• Reading passage
»»

Interview With a Senior Electronic Engineer at E&D Enterprises Limited in Dongguan

by LEUNG Wai Man, October 2013

Background of Interview

Hong Kong is a busy city, and everyone has his own duties. It is quite difficult to find someone whom you have never met before who is willing to spend time to have an interview. Fortunately, I have a good friend, and he introduced his father to me. I conducted an interview with Mr. Gary Tang on 6th of October 2013 in a coffee shop. He is actually the ideal person to be interviewed, as he is highly experienced and passionate in the area of electronic engineering.

Introduction of interviewee

Mr. Gary Tang has been working in the electronic engineering field for more than 30 years. He is now a senior electronic engineer in the engineering department of E&D Enterprises Limited in Dongguan (東莞宏起塑膠電子有限公司). Observing the needs of the market, understanding currently existing products and redesigning them to meet market demand are the main duties of his job. He worked in Hong Kong as a technician and junior engineer for about 20 years, and then he moved to Mainland China.

Sharing of his experience

“Locating which part is the broken electronic board is not my interest. My interest is to find which component, such as an IC (integrated circuit), of that electronic board is broken,” Tang said. He is extremely passionate about electronic engineering. That is the reason why he chose to work in the electronics profession.

««

• Supplied data

»»

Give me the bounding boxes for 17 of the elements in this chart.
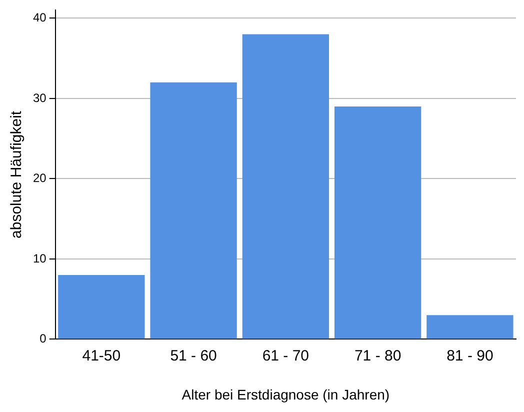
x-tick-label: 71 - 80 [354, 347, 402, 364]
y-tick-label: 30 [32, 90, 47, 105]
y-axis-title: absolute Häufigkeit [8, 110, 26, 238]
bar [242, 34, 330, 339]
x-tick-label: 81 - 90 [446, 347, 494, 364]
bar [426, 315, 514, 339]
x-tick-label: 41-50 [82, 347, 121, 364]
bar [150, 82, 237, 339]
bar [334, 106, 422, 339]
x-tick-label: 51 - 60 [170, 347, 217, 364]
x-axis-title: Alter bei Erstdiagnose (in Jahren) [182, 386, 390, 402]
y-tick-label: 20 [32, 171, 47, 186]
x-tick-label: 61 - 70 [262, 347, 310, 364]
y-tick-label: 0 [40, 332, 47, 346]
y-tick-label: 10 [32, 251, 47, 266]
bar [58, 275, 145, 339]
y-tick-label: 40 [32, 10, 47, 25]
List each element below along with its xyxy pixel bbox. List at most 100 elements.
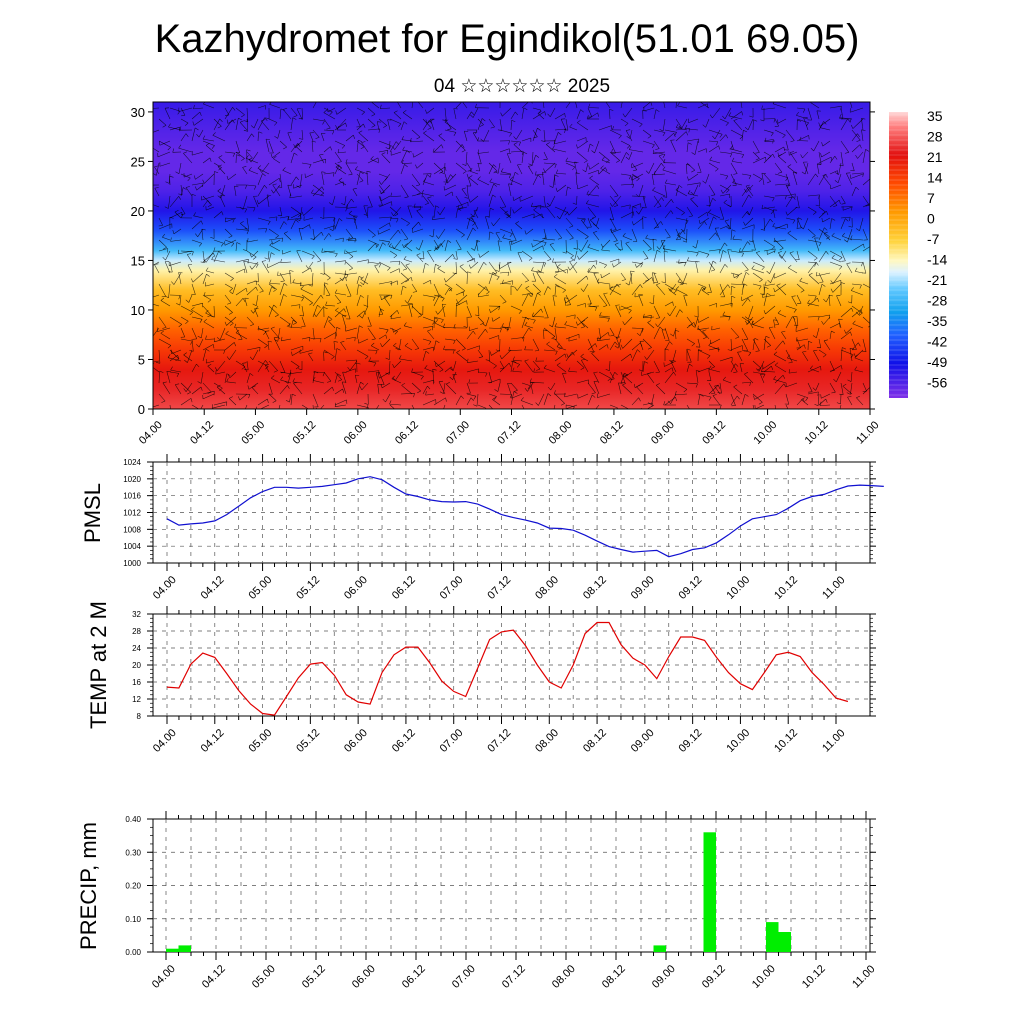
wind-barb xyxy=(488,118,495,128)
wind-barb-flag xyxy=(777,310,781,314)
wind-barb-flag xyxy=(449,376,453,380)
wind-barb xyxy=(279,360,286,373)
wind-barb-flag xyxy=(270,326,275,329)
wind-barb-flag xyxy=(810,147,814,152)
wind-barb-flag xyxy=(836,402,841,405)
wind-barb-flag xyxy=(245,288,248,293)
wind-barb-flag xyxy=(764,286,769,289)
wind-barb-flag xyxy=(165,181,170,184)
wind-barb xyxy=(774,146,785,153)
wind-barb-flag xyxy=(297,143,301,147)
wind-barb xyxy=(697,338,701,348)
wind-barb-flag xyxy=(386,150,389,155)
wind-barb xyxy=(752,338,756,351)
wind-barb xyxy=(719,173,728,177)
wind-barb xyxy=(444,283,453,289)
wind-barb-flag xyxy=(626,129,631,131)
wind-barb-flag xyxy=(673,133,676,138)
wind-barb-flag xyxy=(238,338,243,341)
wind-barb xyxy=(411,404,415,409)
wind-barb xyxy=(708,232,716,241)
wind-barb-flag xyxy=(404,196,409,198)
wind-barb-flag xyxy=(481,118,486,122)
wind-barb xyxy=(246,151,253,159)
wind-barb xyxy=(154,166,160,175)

««

• Parts of the exercise
#1 Answer these questions about the interview with the senior electronic engineer:
(a) On what date and where was the interview conducted?
(b) For how long has Mr. Gary Tang been working in the electronic engineering field?
(c) What does Tang say his interest is?
#2 Write out the part of the records that opens with the line containing "x-tick-label: 71 - 80 [354, 347, 402, 364]" and closes with the line containing "x-tick-label: 51 - 60 [170, 347, 217, 364]".

• Results
#1
(a) On 6th of October 2013, in a coffee shop.
(b) For more than 30 years.
(c) Finding which component of an electronic board, such as an IC (integrated circuit), is broken.

#2
x-tick-label: 71 - 80 [354, 347, 402, 364]
y-tick-label: 30 [32, 90, 47, 105]
y-axis-title: absolute Häufigkeit [8, 110, 26, 238]
bar [242, 34, 330, 339]
x-tick-label: 81 - 90 [446, 347, 494, 364]
bar [426, 315, 514, 339]
x-tick-label: 41-50 [82, 347, 121, 364]
bar [150, 82, 237, 339]
bar [334, 106, 422, 339]
x-tick-label: 51 - 60 [170, 347, 217, 364]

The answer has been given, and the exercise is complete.